**JOBS**.
**A)** Answer these about the head unit thread:
(i) What model was the first poster's last deck?
(ii) What does rob3980 say to get so the Alpine deck works with an iPod?
(iii) What size LCD does the first poster want in the dash?
**B)** In the head unit thread, swap "fan" for "supporter" and write out the passage starting with "Eclipse is a" and going on through "the alpine deck!".
**C)** Please write the next part of the head unit thread, picking up after its final line.

**EXTRACTED TEXT**.
══════════════════════════════

The 5425 was awesome sounding, absolutely thrashed an Alpine head unit for quality and 5v pre-outs and all the good stuff. Motorized face jammed up once, unit would overheat and display go funky. Never buy an Eclipse head unit again after that... maybe in a year or two's time once they start getting reliable . They had so many warranty claims its inevitable that they will start working on reliability, maybe.

My last deck was an Alpine CDA 9853R and was beautiful. Prefer car pc now though, how else you gonna get a 15" lcd in your dash... =)


----------



## rob3980 (Jun 11, 2010)

Eclipse is a great SQ deck i also heard RF has great SQ decks but im not a RF fan at all! Apline will for sure work with your ipod and ipod touch just get the ipod cable for the alpine deck!


----------



## WestCo (Aug 19, 2012)

MACS said:


> Some glaring omissions from that list.

══════════════════════════════

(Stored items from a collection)

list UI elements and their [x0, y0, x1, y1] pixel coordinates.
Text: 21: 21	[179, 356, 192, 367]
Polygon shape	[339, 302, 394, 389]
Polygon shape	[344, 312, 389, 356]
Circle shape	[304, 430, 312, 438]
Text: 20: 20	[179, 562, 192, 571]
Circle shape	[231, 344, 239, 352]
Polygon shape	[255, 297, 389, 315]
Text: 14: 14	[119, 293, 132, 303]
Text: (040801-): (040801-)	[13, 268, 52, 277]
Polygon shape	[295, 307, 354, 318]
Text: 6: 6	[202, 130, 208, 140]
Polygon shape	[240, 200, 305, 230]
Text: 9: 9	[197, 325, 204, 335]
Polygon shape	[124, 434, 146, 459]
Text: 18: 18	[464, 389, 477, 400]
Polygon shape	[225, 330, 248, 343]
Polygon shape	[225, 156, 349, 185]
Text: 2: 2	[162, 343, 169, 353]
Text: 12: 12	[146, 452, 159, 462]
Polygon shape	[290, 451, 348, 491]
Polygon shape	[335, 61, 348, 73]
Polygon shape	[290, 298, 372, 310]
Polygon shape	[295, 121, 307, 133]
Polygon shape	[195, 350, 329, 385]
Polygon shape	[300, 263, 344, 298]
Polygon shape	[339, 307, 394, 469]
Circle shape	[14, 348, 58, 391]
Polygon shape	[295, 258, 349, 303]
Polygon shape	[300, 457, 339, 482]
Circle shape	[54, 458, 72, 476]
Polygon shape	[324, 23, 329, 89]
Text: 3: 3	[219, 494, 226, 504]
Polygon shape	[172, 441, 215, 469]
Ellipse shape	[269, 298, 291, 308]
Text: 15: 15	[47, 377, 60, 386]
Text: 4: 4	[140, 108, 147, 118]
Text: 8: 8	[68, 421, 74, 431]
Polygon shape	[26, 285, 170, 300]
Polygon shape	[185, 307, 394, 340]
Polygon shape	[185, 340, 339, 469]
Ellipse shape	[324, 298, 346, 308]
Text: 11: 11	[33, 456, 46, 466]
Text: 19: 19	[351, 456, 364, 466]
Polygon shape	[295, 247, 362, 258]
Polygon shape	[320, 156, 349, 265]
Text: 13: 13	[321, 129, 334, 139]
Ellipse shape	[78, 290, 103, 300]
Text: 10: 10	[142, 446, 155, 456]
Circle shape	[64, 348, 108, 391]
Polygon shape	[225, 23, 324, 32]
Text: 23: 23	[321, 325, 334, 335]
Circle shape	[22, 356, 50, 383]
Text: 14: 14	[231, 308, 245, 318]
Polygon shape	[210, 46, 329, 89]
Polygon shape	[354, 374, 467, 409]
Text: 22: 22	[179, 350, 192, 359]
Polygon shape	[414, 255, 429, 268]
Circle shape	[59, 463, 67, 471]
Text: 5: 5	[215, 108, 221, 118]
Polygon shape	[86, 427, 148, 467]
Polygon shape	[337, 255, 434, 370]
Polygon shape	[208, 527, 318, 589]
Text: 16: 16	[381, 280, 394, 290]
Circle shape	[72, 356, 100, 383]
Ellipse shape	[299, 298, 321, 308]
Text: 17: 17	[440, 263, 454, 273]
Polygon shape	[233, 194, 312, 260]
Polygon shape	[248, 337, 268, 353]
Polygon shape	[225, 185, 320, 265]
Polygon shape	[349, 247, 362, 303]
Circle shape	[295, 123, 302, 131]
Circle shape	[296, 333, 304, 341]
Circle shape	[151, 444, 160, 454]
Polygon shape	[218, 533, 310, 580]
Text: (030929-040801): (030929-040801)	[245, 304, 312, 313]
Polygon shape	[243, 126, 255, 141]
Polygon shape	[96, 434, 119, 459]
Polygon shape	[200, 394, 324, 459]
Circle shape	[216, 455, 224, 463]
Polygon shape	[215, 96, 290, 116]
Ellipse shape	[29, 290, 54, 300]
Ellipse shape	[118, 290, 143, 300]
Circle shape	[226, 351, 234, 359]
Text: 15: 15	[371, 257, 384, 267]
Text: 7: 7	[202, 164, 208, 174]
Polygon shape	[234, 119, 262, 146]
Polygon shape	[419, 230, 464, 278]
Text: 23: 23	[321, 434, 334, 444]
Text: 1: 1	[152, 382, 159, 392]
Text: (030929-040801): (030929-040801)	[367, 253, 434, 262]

══════════════════════════════

**IN RESPONSE**.
**A)**
(i) An Alpine CDA 9853R
(ii) The iPod cable for the Alpine deck
(iii) 15"

**B)**
Eclipse is a great SQ deck i also heard RF has great SQ decks but im not a RF supporter at all! Apline will for sure work with your ipod and ipod touch just get the ipod cable for the alpine deck!

**C)**
> 
> A few I would add with 24 bit DA's:
> McIntosh MX5000 MDA5000
> ...


Recently got an HX-D1.

How far away is it from the MX5000 in your opinion.
Just want to know if I should still keep trying for an mx5k or be satisfied?

I agree with you the sound monitor is something very, very special as well.


----------



## WestCo (Aug 19, 2012)

double post...


----------



## Hi-FiDelity (Jan 22, 2013)

rob3980 said:


> Eclipse is a great SQ deck i also heard RF has great SQ decks but im not a RF fan at all! Apline will for sure work with your ipod and ipod touch just get the ipod cable for the alpine deck!


From what I remember the RF decks were made by Eclipse and I think Alpine made a couple for them as well, or maybe it was Clarion.


----------



## ChrisB (Jul 3, 2008)

Hi-FiDelity said:


> From what I remember the RF decks were made by Eclipse and I think Alpine made a couple for them as well, or maybe it was Clarion.


I thought Denon made the early Rockford Fosgate CD players? We used to call them Denfords.:laugh:


----------



## "that boy asad" (Feb 15, 2008)

Pioneer DEX-P99RS


----------



## trojan fan (Nov 4, 2007)

Hi-FiDelity said:


> From what I remember the RF decks were made by Eclipse and I think Alpine made a couple for them as well, or maybe it was Clarion.


So it sounds like you're not sure who made them....LOL!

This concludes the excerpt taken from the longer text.